Selected extract:

************

NEW YORK — Livent Inc. suspended company founder and vice chairman Garth Drabinsky on Monday after uncovering “serious irregularities in the company’s financial records” that appear to have inflated the company’s earnings by “millions of dollars” since 1996.
Livent said it hired accounting firm KPMG Peat Marwick to investigate the company’s financial records, adding that the accounting problems uncovered so far involve both “improper recognition of revenue” and “improper recording” of expenses.
People familiar with the situation said it was too early to say whether the accounting irregularities personally benefited anyone. At the very least, Livent under the management of Drabinsky and former president Myron Gottlieb appears to have accelerated revenue and deferred costs to make its financial performance look better than it was.
The episode is clearly a major setback for Michael Ovitz, who invested $20 million in early June and took control of the company in a bailout of Drabinsky when Livent had lost the confidence of Wall Street and was facing shaky financial prospects.
While sources close to the situation downplayed the long-term significance of the revelations, it is sure to at least delay hopes of the former Creative Artists Agency chairman to build Livent into a broad-based entertainment company.
“The board and I are obviously disturbed and upset about what we have uncovered, none of which was previously revealed to the company’s board or audit committee,” said Livent CEO Roy Furman, who joined as the leader of Ovitz’s management team in June. At that time, Drabinsky gave up the chairman/CEO job and became chief creative director and vice chairman.
The episode raises questions about why Ovitz did not uncover the problems earlier, given that Wall Streeters have long questioned Livent’s ability to make money on its extremely expensive Broadway shows.
Over the past 10 years, Drabinsky built Livent into a major Broadway powerhouse, mounting such productions as “Ragtime,” “Candide” and a revival of “Showboat,” and buying up theaters for expensive renovations around North America. It is now clear, however, that Livent has never made money and its stated earnings were wrong.
Two recent writedowns
Indeed, Livent has taken two writedowns against earnings since April as a result of pressure from Ovitz, producing a total loss of $50.8 million for the 15 months to March 31, wiping out all the money the company had made since it went public in 1993. Those writedowns were to adjust for investments in shows still carried on Livent’s balance sheet.
The irregularities were uncovered last week by members of Furman’s management team, specifically former KPMG partner Robert Webster, who was hired last month to oversee the company’s financial systems.
After a group of accountants and execs worked all weekend to uncover the extent of the problems, Drabinsky and Gottlieb met with Furman early Monday to hear a summary of the investigation at a location outside Livent’s Toronto headquarters.
An emergency meeting
The two subsequently addressed an emergency board meeting, which nevertheless voted unanimously to suspend both men pending the outcome of the inquiry. Few observers expect Drabinsky to return, however.
Drabinsky was in Toronto on Monday and could not be reached for comment.
Sources said Monday that Canadian securities regulators have been notified, and an investigation is expected to begin, involving both the Royal Canadian Mounted Police and the Ontario Securities Commission. The matter may also be reviewed by U.S. authorities, although an SEC spokesman declined comment.

************

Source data
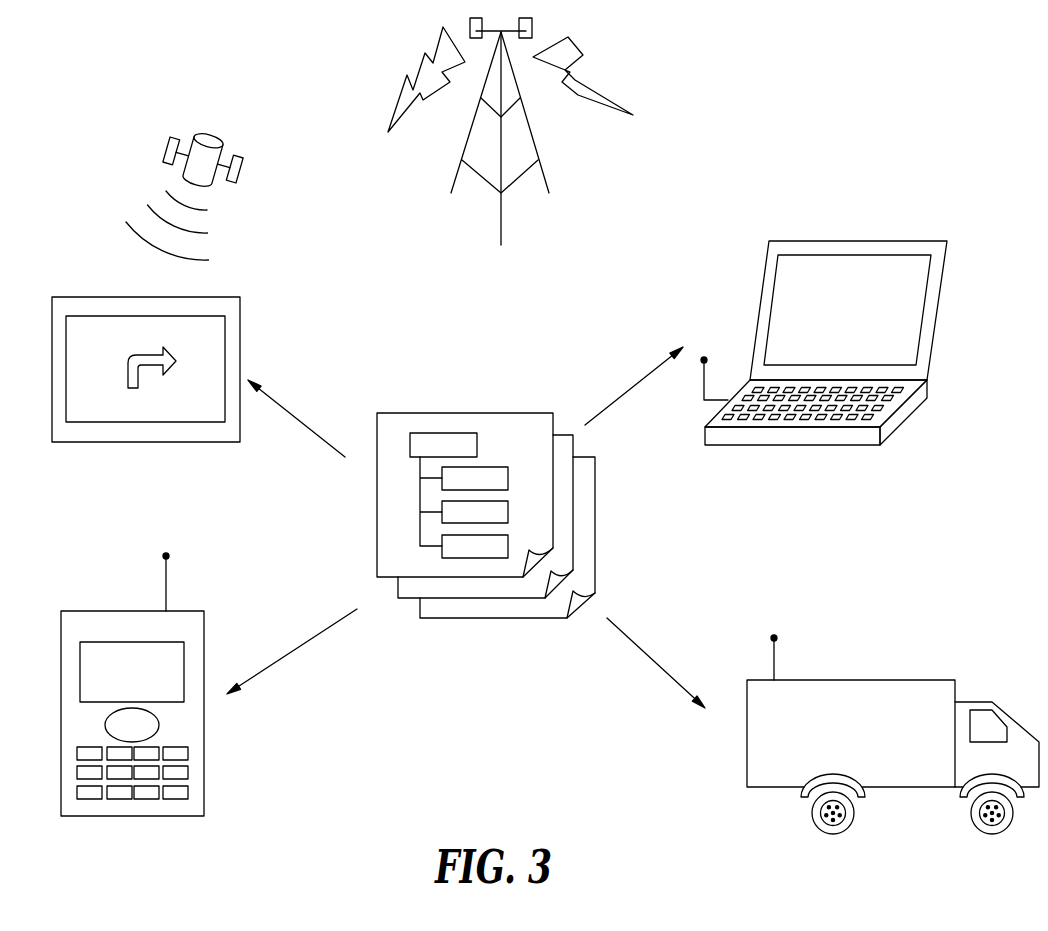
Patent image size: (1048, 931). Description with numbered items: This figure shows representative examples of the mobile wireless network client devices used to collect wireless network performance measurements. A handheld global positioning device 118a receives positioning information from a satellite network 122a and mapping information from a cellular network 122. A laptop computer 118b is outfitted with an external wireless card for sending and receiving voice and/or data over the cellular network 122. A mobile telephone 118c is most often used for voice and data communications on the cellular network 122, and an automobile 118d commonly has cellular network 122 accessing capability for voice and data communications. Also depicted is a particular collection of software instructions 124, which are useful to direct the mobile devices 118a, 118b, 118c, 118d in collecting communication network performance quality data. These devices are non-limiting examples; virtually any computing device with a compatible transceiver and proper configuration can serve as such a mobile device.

The handheld global positioning device 118a is at (144, 442).
The laptop computer 118b is at (790, 445).
The mobile telephone 118c is at (130, 816).
The automobile 118d is at (853, 680).
The cellular network 122 is at (520, 180).
The satellite network 122a is at (210, 140).
The software instructions 124 is at (573, 522).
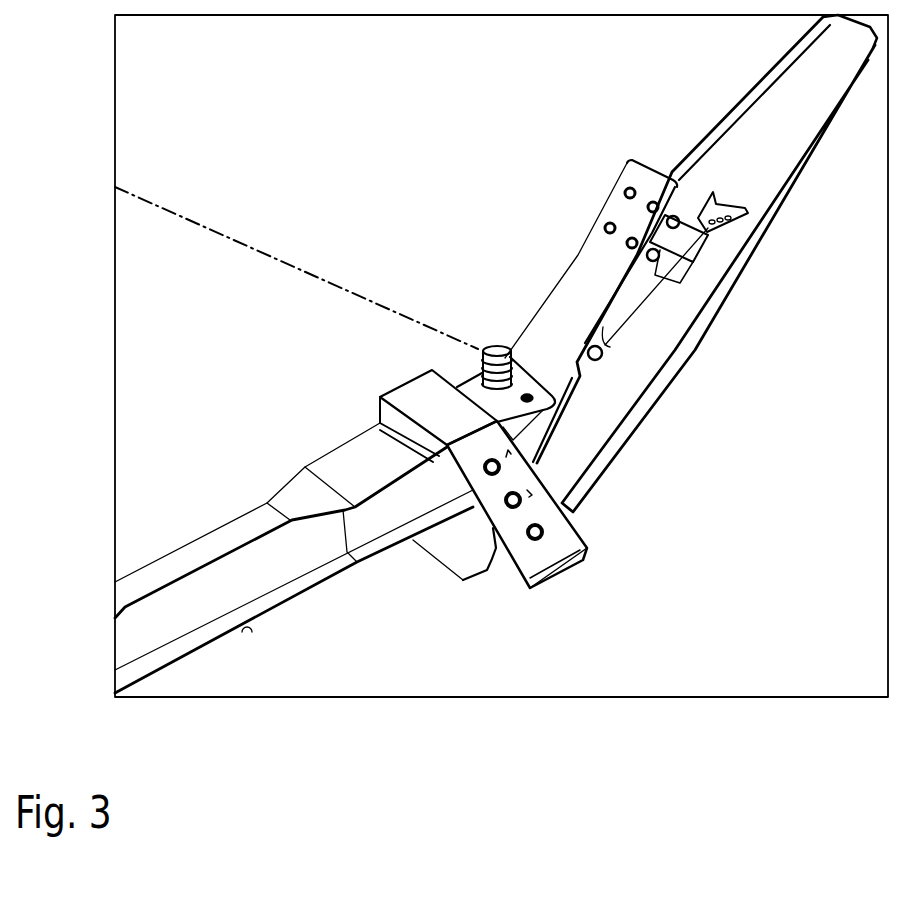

************

To be done:
A – Revise the part of the Livent article that begins at the words "The episode raises" and stops after "Livent’s balance sheet.", replacing "writedowns" with "write-downs" wherever it occurs there.
B – Extend the Livent article with new text that follows on from its final sentence.

Outputs in order:
A –
The episode raises questions about why Ovitz did not uncover the problems earlier, given that Wall Streeters have long questioned Livent’s ability to make money on its extremely expensive Broadway shows.
Over the past 10 years, Drabinsky built Livent into a major Broadway powerhouse, mounting such productions as “Ragtime,” “Candide” and a revival of “Showboat,” and buying up theaters for expensive renovations around North America. It is now clear, however, that Livent has never made money and its stated earnings were wrong.
Two recent write-downs
Indeed, Livent has taken two write-downs against earnings since April as a result of pressure from Ovitz, producing a total loss of $50.8 million for the 15 months to March 31, wiping out all the money the company had made since it went public in 1993. Those write-downs were to adjust for investments in shows still carried on Livent’s balance sheet.

B –
Sources close to the situation said Ovitz’s reps — KPMG and law firm Skadden Arps Meagher & Flom –exercised detailed due diligence before the investment was made, but that irregularities like these can only be uncovered from the inside.
Ovitz is vacationing overseas and was not available for comment, although he participated in the emergency board meeting by telephone. Deloitte & Touche, which audited Livent’s accounts in the past, did not return calls seeking comment.
Disclosure of accounting irregularities comes as Livent was preparing to report its second-quarter earnings, although the company has asked Canadian regulators for permission to delay filing those earnings.
The company will undoubtedly have to make another charge against earnings, although the size of that charge isn’t yet clear. Livent said in a statement that it was “too early to determine the precise amount or effect of the irregularities, (but) they appear to involve millions of dollars.”
Livent said a restatement of the company’s earnings for 1996, 1997 and the first quarter of this year was “virtually certain.” People familiar with the situation said the two writedowns taken earlier this year dealt with part of the problem, reducing the size of the ultimate charge.
Livent stock has been declining in recent months from $10.37 when Ovitz bought his stake to Friday’s close of $6.75. Trading of the stock was halted Monday, and the Nasdaq Stock Market said in a statement that it would remain halted “until Livent Inc. has fully satisfied Nasdaq’s request for additional information.”
A spokesman for Nasdaq said a company stock can be halted for months in this sort of situation, although he declined to comment specifically about Livent. Sources said Livent was ready to answer any questions posed by either Canadian regulators or Nasdaq, adding the stock should resume trading quickly.
News of the investigation alarmed the theatrical world, where Livent has become a major Broadway producer and theater owner over the past few years.
Furman sought to calm Broadway’s worries, saying in the statement that “we believe Livent remains a viable company financially, and is operationally and creatively very strong.”
Furman said longtime associate producer Marty Bell would work with the company to move ahead with new projects and existing production (see separate story).
Reaction on Wall Street varied from vindication to anger. Analysts in Toronto particularly had long questioned Livent’s accounting, focusing on the amount invested in new shows and the rate at which such investments were written off when the shows appeared to be losing money.
“Maybe a leopard doesn’t change his spots,” said Cowen & Co. analyst Paul Marsh, who was concerned enough about an exodus of senior execs from Livent earlier this year to downgrade the stock.
Marsh said he took up coverage of Livent partly to give Drabinsky, who was forced out of Cineplex Odeon Corp. almost a decade ago, a “second chance.”
“I feel extremely disappointed,” said Marsh, adding that while he understood accounting policies can vary, “this has moved beyond that. This is potentially manufacturing numbers, and that is a cardinal sin.”
While Livent insisted the episode would not “have a significant adverse effect on its current cash flow or operations,” it conceded the episode could trigger default provisions on its outstanding bonds and credit agreements.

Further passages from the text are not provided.